→ WRITTEN EXERCISE
Copy all the material below, exactly as it stands.
---+---
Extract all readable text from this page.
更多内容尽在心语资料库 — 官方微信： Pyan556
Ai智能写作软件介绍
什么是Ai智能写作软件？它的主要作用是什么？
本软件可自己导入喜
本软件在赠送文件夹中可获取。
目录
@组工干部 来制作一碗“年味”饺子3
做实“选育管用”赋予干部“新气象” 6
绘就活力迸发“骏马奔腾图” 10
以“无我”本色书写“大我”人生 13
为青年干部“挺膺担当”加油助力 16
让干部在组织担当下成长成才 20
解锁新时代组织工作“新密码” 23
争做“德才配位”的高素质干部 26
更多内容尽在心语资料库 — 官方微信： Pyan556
---+---
→ ANSWER TO THIS TASK
Extract all readable text from this page.
更多内容尽在心语资料库 — 官方微信： Pyan556
Ai智能写作软件介绍
什么是Ai智能写作软件？它的主要作用是什么？
本软件可自己导入喜
本软件在赠送文件夹中可获取。
目录
@组工干部 来制作一碗“年味”饺子3
做实“选育管用”赋予干部“新气象” 6
绘就活力迸发“骏马奔腾图” 10
以“无我”本色书写“大我”人生 13
为青年干部“挺膺担当”加油助力 16
让干部在组织担当下成长成才 20
解锁新时代组织工作“新密码” 23
争做“德才配位”的高素质干部 26
更多内容尽在心语资料库 — 官方微信： Pyan556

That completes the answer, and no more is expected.